The task:
What you return should match every record exactly, with the images removed.

Material provided:
━━━━━━━━━━
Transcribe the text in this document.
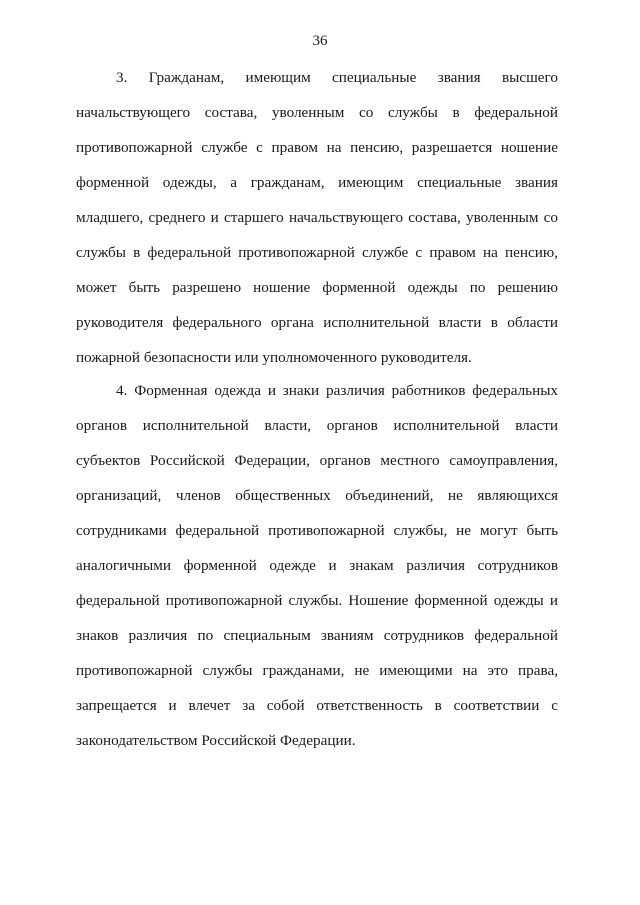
36
3. Гражданам, имеющим специальные звания высшего
начальствующего состава, уволенным со службы в федеральной
противопожарной службе с правом на пенсию, разрешается ношение
форменной одежды, а гражданам, имеющим специальные звания
младшего, среднего и старшего начальствующего состава, уволенным со
службы в федеральной противопожарной службе с правом на пенсию,
может быть разрешено ношение форменной одежды по решению
руководителя федерального органа исполнительной власти в области
пожарной безопасности или уполномоченного руководителя.
4. Форменная одежда и знаки различия работников федеральных
органов исполнительной власти, органов исполнительной власти
субъектов Российской Федерации, органов местного самоуправления,
организаций, членов общественных объединений, не являющихся
сотрудниками федеральной противопожарной службы, не могут быть
аналогичными форменной одежде и знакам различия сотрудников
федеральной противопожарной службы. Ношение форменной одежды и
знаков различия по специальным званиям сотрудников федеральной
противопожарной службы гражданами, не имеющими на это права,
запрещается и влечет за собой ответственность в соответствии с
законодательством Российской Федерации.
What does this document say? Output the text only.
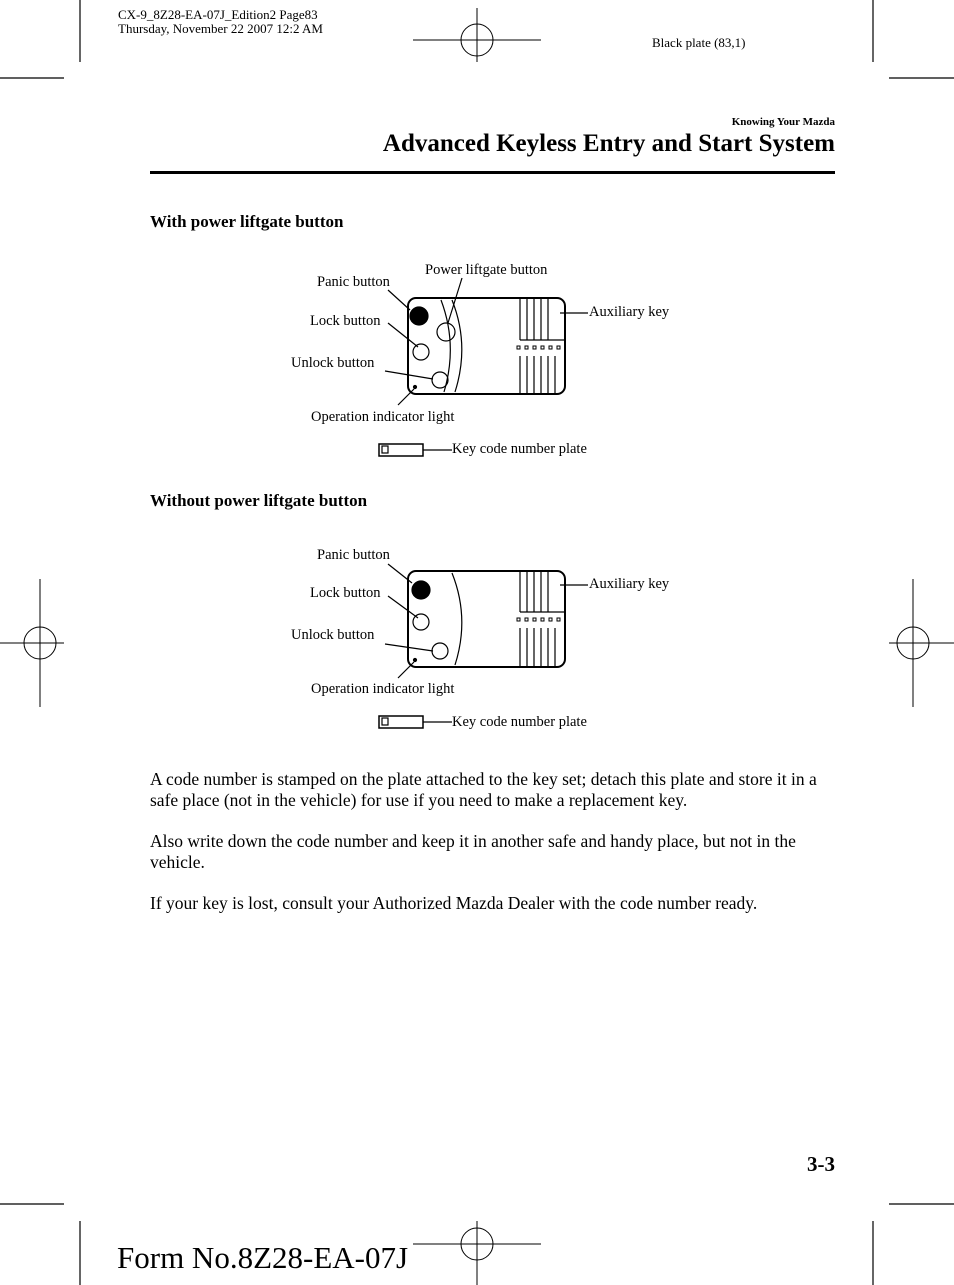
CX-9_8Z28-EA-07J_Edition2 Page83
Thursday, November 22 2007 12:2 AM
Black plate (83,1)
Knowing Your Mazda
Advanced Keyless Entry and Start System
With power liftgate button
Panic button
Power liftgate button
Auxiliary key
Lock button
Unlock button
Operation indicator light
Key code number plate
Without power liftgate button
Panic button
Auxiliary key
Lock button
Unlock button
Operation indicator light
Key code number plate

A code number is stamped on the plate attached to the key set; detach this plate and store it in a safe place (not in the vehicle) for use if you need to make a replacement key.

Also write down the code number and keep it in another safe and handy place, but not in the vehicle.

If your key is lost, consult your Authorized Mazda Dealer with the code number ready.

3-3
Form No.8Z28-EA-07J
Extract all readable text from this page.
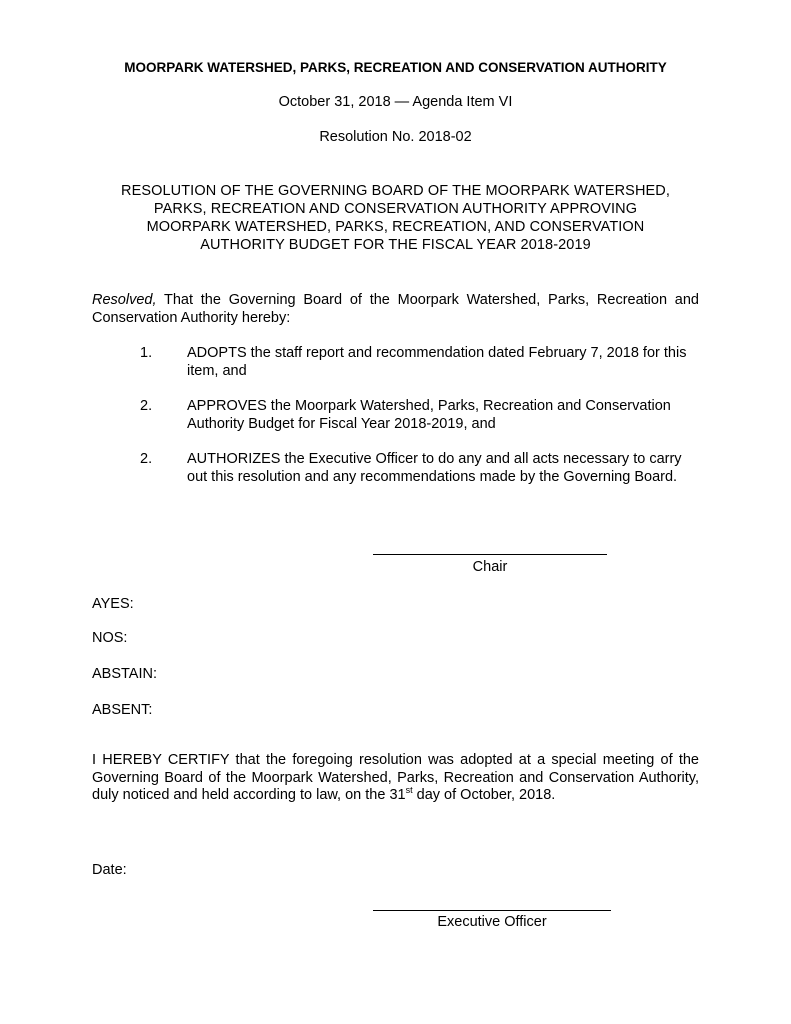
MOORPARK WATERSHED, PARKS, RECREATION AND CONSERVATION AUTHORITY
October 31, 2018 — Agenda Item VI
Resolution No. 2018-02
RESOLUTION OF THE GOVERNING BOARD OF THE MOORPARK WATERSHED,
PARKS, RECREATION AND CONSERVATION AUTHORITY APPROVING
MOORPARK WATERSHED, PARKS, RECREATION, AND CONSERVATION
AUTHORITY BUDGET FOR THE FISCAL YEAR 2018-2019
Resolved, That the Governing Board of the Moorpark Watershed, Parks, Recreation and Conservation Authority hereby:
1. ADOPTS the staff report and recommendation dated February 7, 2018 for this item, and
2. APPROVES the Moorpark Watershed, Parks, Recreation and Conservation Authority Budget for Fiscal Year 2018-2019, and
2. AUTHORIZES the Executive Officer to do any and all acts necessary to carry out this resolution and any recommendations made by the Governing Board.
Chair
AYES:
NOS:
ABSTAIN:
ABSENT:
I HEREBY CERTIFY that the foregoing resolution was adopted at a special meeting of the Governing Board of the Moorpark Watershed, Parks, Recreation and Conservation Authority, duly noticed and held according to law, on the 31st day of October, 2018.
Date:
Executive Officer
━━━━━━━━━━
Response for this exercise:
Transcribe the text in this document.
36
3. Гражданам, имеющим специальные звания высшего
начальствующего состава, уволенным со службы в федеральной
противопожарной службе с правом на пенсию, разрешается ношение
форменной одежды, а гражданам, имеющим специальные звания
младшего, среднего и старшего начальствующего состава, уволенным со
службы в федеральной противопожарной службе с правом на пенсию,
может быть разрешено ношение форменной одежды по решению
руководителя федерального органа исполнительной власти в области
пожарной безопасности или уполномоченного руководителя.
4. Форменная одежда и знаки различия работников федеральных
органов исполнительной власти, органов исполнительной власти
субъектов Российской Федерации, органов местного самоуправления,
организаций, членов общественных объединений, не являющихся
сотрудниками федеральной противопожарной службы, не могут быть
аналогичными форменной одежде и знакам различия сотрудников
федеральной противопожарной службы. Ношение форменной одежды и
знаков различия по специальным званиям сотрудников федеральной
противопожарной службы гражданами, не имеющими на это права,
запрещается и влечет за собой ответственность в соответствии с
законодательством Российской Федерации.
What does this document say? Output the text only.
CX-9_8Z28-EA-07J_Edition2 Page83
Thursday, November 22 2007 12:2 AM
Black plate (83,1)
Knowing Your Mazda
Advanced Keyless Entry and Start System
With power liftgate button
Panic button
Power liftgate button
Auxiliary key
Lock button
Unlock button
Operation indicator light
Key code number plate
Without power liftgate button
Panic button
Auxiliary key
Lock button
Unlock button
Operation indicator light
Key code number plate

A code number is stamped on the plate attached to the key set; detach this plate and store it in a safe place (not in the vehicle) for use if you need to make a replacement key.

Also write down the code number and keep it in another safe and handy place, but not in the vehicle.

If your key is lost, consult your Authorized Mazda Dealer with the code number ready.

3-3
Form No.8Z28-EA-07J
Extract all readable text from this page.
MOORPARK WATERSHED, PARKS, RECREATION AND CONSERVATION AUTHORITY
October 31, 2018 — Agenda Item VI
Resolution No. 2018-02
RESOLUTION OF THE GOVERNING BOARD OF THE MOORPARK WATERSHED,
PARKS, RECREATION AND CONSERVATION AUTHORITY APPROVING
MOORPARK WATERSHED, PARKS, RECREATION, AND CONSERVATION
AUTHORITY BUDGET FOR THE FISCAL YEAR 2018-2019
Resolved, That the Governing Board of the Moorpark Watershed, Parks, Recreation and Conservation Authority hereby:
1. ADOPTS the staff report and recommendation dated February 7, 2018 for this item, and
2. APPROVES the Moorpark Watershed, Parks, Recreation and Conservation Authority Budget for Fiscal Year 2018-2019, and
2. AUTHORIZES the Executive Officer to do any and all acts necessary to carry out this resolution and any recommendations made by the Governing Board.
Chair
AYES:
NOS:
ABSTAIN:
ABSENT:
I HEREBY CERTIFY that the foregoing resolution was adopted at a special meeting of the Governing Board of the Moorpark Watershed, Parks, Recreation and Conservation Authority, duly noticed and held according to law, on the 31st day of October, 2018.
Date:
Executive Officer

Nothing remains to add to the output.